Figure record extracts
BEGIN

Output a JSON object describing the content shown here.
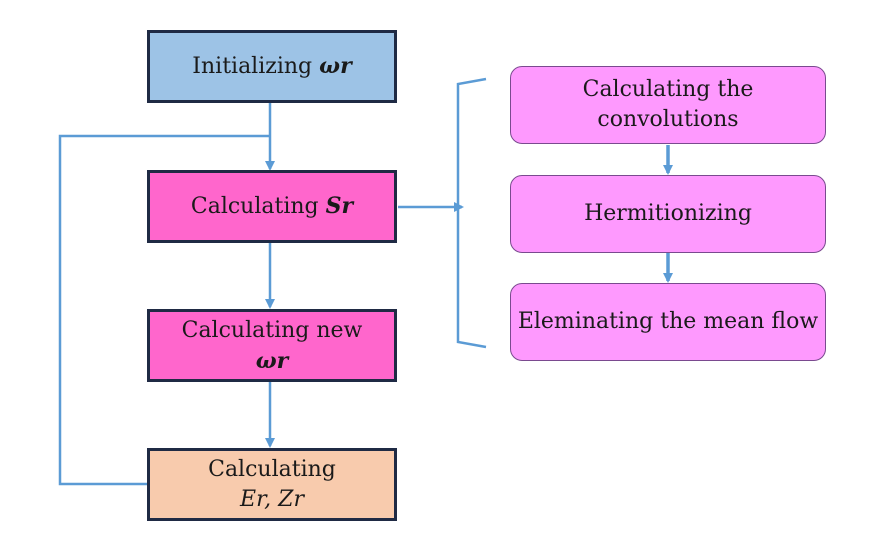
{
  "colors": {
    "init_fill": "#9dc3e6",
    "calc_fill": "#ff66cc",
    "energy_fill": "#f8cbad",
    "step_fill": "#fe99fe",
    "arrow": "#5b9bd5",
    "border": "#1f2a44"
  },
  "main_flow": {
    "initialize": {
      "text": "Initializing",
      "symbol": "ωr"
    },
    "calc_s": {
      "text": "Calculating",
      "symbol": "Sr"
    },
    "calc_new": {
      "line1": "Calculating new",
      "symbol": "ωr"
    },
    "calc_e": {
      "line1": "Calculating",
      "symbol": "Er, Zr"
    }
  },
  "sub_steps": {
    "convolutions": {
      "line1": "Calculating the",
      "line2": "convolutions"
    },
    "hermitionizing": {
      "text": "Hermitionizing"
    },
    "mean_flow": {
      "text": "Eleminating the mean flow"
    }
  }
}
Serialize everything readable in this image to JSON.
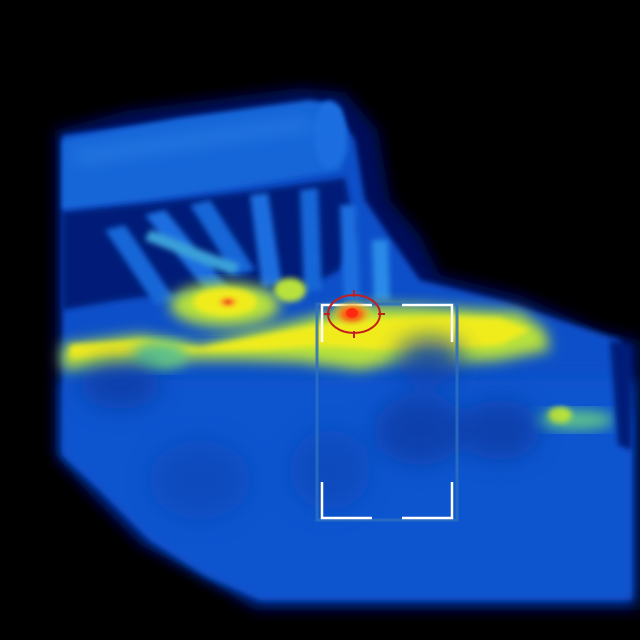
{
  "scene": {
    "type": "thermal-camera-view",
    "palette": [
      "#000000",
      "#000a5a",
      "#0a2d9a",
      "#0f4fc8",
      "#1a6ee0",
      "#2c8ae8",
      "#3aa0d8",
      "#5fc38a",
      "#b8e23a",
      "#f0ec1e",
      "#f6b31e",
      "#ee4a1c"
    ],
    "background_color": "#000000",
    "subject": "vehicle-heat-signature"
  },
  "overlay": {
    "reticle_color": "#c41e1e",
    "bracket_color": "#ffffff",
    "hotspot_color": "#ff2a10",
    "target_box_color": "#2c6fc0"
  }
}
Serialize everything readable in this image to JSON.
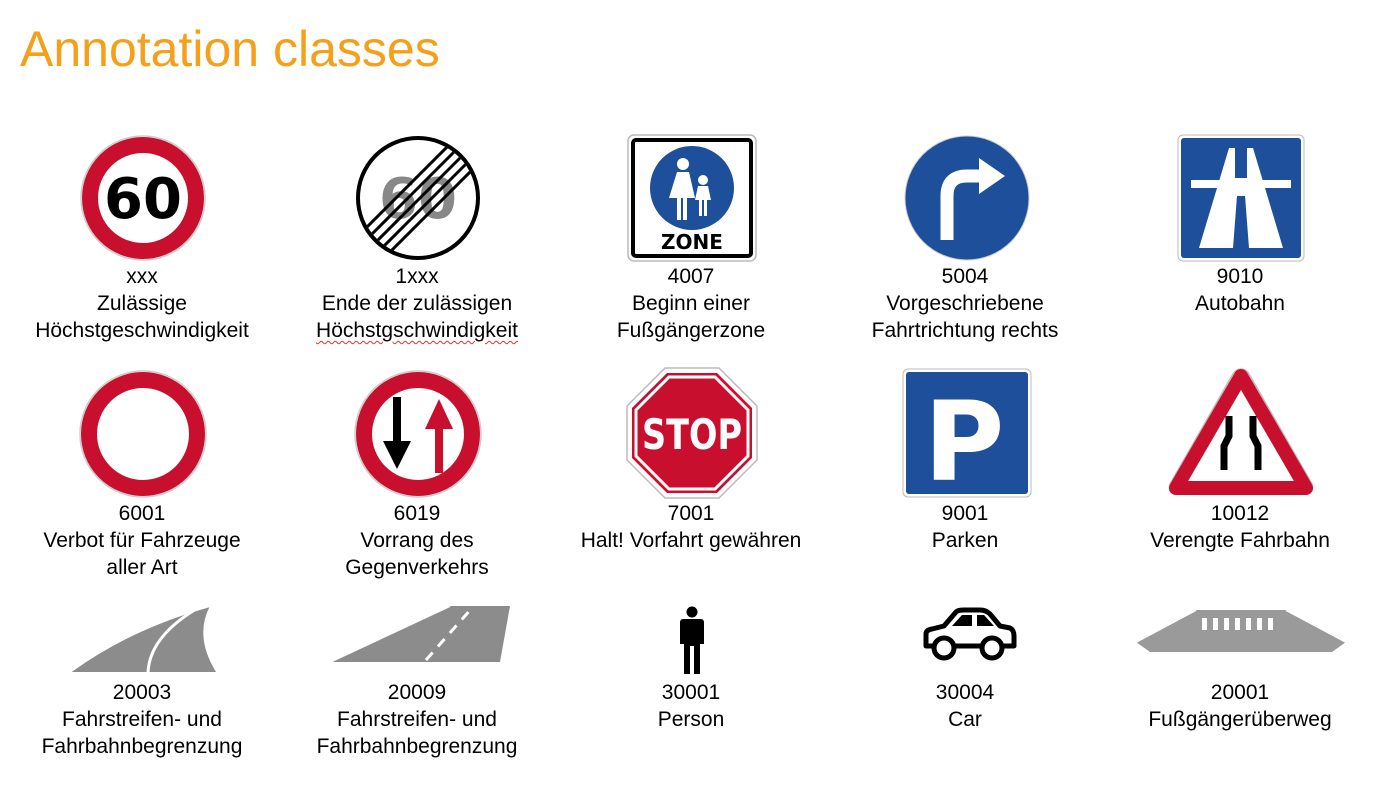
{
  "title": "Annotation classes",
  "colors": {
    "title": "#f5a01a",
    "sign_red": "#c8102e",
    "sign_blue": "#1d4f9a",
    "gray": "#8c8c8c"
  },
  "rows": [
    [
      {
        "code": "xxx",
        "lines": [
          "Zulässige",
          "Höchstgeschwindigkeit"
        ],
        "icon": "speed-limit-60-icon",
        "sign_text": "60"
      },
      {
        "code": "1xxx",
        "lines": [
          "Ende der zulässigen",
          "Höchstgschwindigkeit"
        ],
        "icon": "end-speed-limit-60-icon",
        "sign_text": "60"
      },
      {
        "code": "4007",
        "lines": [
          "Beginn einer",
          "Fußgängerzone"
        ],
        "icon": "pedestrian-zone-icon",
        "sign_text": "ZONE"
      },
      {
        "code": "5004",
        "lines": [
          "Vorgeschriebene",
          "Fahrtrichtung rechts"
        ],
        "icon": "turn-right-icon"
      },
      {
        "code": "9010",
        "lines": [
          "Autobahn"
        ],
        "icon": "autobahn-icon"
      }
    ],
    [
      {
        "code": "6001",
        "lines": [
          "Verbot für Fahrzeuge",
          "aller Art"
        ],
        "icon": "no-vehicles-icon"
      },
      {
        "code": "6019",
        "lines": [
          "Vorrang des",
          "Gegenverkehrs"
        ],
        "icon": "priority-oncoming-icon"
      },
      {
        "code": "7001",
        "lines": [
          "Halt! Vorfahrt gewähren"
        ],
        "icon": "stop-sign-icon",
        "sign_text": "STOP"
      },
      {
        "code": "9001",
        "lines": [
          "Parken"
        ],
        "icon": "parking-icon",
        "sign_text": "P"
      },
      {
        "code": "10012",
        "lines": [
          "Verengte Fahrbahn"
        ],
        "icon": "road-narrows-icon"
      }
    ],
    [
      {
        "code": "20003",
        "lines": [
          "Fahrstreifen- und",
          "Fahrbahnbegrenzung"
        ],
        "icon": "curved-lane-marking-icon"
      },
      {
        "code": "20009",
        "lines": [
          "Fahrstreifen- und",
          "Fahrbahnbegrenzung"
        ],
        "icon": "straight-lane-marking-icon"
      },
      {
        "code": "30001",
        "lines": [
          "Person"
        ],
        "icon": "person-icon"
      },
      {
        "code": "30004",
        "lines": [
          "Car"
        ],
        "icon": "car-icon"
      },
      {
        "code": "20001",
        "lines": [
          "Fußgängerüberweg"
        ],
        "icon": "crosswalk-icon"
      }
    ]
  ]
}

END

What you need to do
Extract all the data above exactly, excluding every picture.

Response to the task
Output a JSON object describing the content shown here.
{
  "colors": {
    "init_fill": "#9dc3e6",
    "calc_fill": "#ff66cc",
    "energy_fill": "#f8cbad",
    "step_fill": "#fe99fe",
    "arrow": "#5b9bd5",
    "border": "#1f2a44"
  },
  "main_flow": {
    "initialize": {
      "text": "Initializing",
      "symbol": "ωr"
    },
    "calc_s": {
      "text": "Calculating",
      "symbol": "Sr"
    },
    "calc_new": {
      "line1": "Calculating new",
      "symbol": "ωr"
    },
    "calc_e": {
      "line1": "Calculating",
      "symbol": "Er, Zr"
    }
  },
  "sub_steps": {
    "convolutions": {
      "line1": "Calculating the",
      "line2": "convolutions"
    },
    "hermitionizing": {
      "text": "Hermitionizing"
    },
    "mean_flow": {
      "text": "Eleminating the mean flow"
    }
  }
}
Serialize everything readable in this image to JSON.
{
  "scene": {
    "type": "thermal-camera-view",
    "palette": [
      "#000000",
      "#000a5a",
      "#0a2d9a",
      "#0f4fc8",
      "#1a6ee0",
      "#2c8ae8",
      "#3aa0d8",
      "#5fc38a",
      "#b8e23a",
      "#f0ec1e",
      "#f6b31e",
      "#ee4a1c"
    ],
    "background_color": "#000000",
    "subject": "vehicle-heat-signature"
  },
  "overlay": {
    "reticle_color": "#c41e1e",
    "bracket_color": "#ffffff",
    "hotspot_color": "#ff2a10",
    "target_box_color": "#2c6fc0"
  }
}
Serialize everything readable in this image to JSON.
{
  "title": "Annotation classes",
  "colors": {
    "title": "#f5a01a",
    "sign_red": "#c8102e",
    "sign_blue": "#1d4f9a",
    "gray": "#8c8c8c"
  },
  "rows": [
    [
      {
        "code": "xxx",
        "lines": [
          "Zulässige",
          "Höchstgeschwindigkeit"
        ],
        "icon": "speed-limit-60-icon",
        "sign_text": "60"
      },
      {
        "code": "1xxx",
        "lines": [
          "Ende der zulässigen",
          "Höchstgschwindigkeit"
        ],
        "icon": "end-speed-limit-60-icon",
        "sign_text": "60"
      },
      {
        "code": "4007",
        "lines": [
          "Beginn einer",
          "Fußgängerzone"
        ],
        "icon": "pedestrian-zone-icon",
        "sign_text": "ZONE"
      },
      {
        "code": "5004",
        "lines": [
          "Vorgeschriebene",
          "Fahrtrichtung rechts"
        ],
        "icon": "turn-right-icon"
      },
      {
        "code": "9010",
        "lines": [
          "Autobahn"
        ],
        "icon": "autobahn-icon"
      }
    ],
    [
      {
        "code": "6001",
        "lines": [
          "Verbot für Fahrzeuge",
          "aller Art"
        ],
        "icon": "no-vehicles-icon"
      },
      {
        "code": "6019",
        "lines": [
          "Vorrang des",
          "Gegenverkehrs"
        ],
        "icon": "priority-oncoming-icon"
      },
      {
        "code": "7001",
        "lines": [
          "Halt! Vorfahrt gewähren"
        ],
        "icon": "stop-sign-icon",
        "sign_text": "STOP"
      },
      {
        "code": "9001",
        "lines": [
          "Parken"
        ],
        "icon": "parking-icon",
        "sign_text": "P"
      },
      {
        "code": "10012",
        "lines": [
          "Verengte Fahrbahn"
        ],
        "icon": "road-narrows-icon"
      }
    ],
    [
      {
        "code": "20003",
        "lines": [
          "Fahrstreifen- und",
          "Fahrbahnbegrenzung"
        ],
        "icon": "curved-lane-marking-icon"
      },
      {
        "code": "20009",
        "lines": [
          "Fahrstreifen- und",
          "Fahrbahnbegrenzung"
        ],
        "icon": "straight-lane-marking-icon"
      },
      {
        "code": "30001",
        "lines": [
          "Person"
        ],
        "icon": "person-icon"
      },
      {
        "code": "30004",
        "lines": [
          "Car"
        ],
        "icon": "car-icon"
      },
      {
        "code": "20001",
        "lines": [
          "Fußgängerüberweg"
        ],
        "icon": "crosswalk-icon"
      }
    ]
  ]
}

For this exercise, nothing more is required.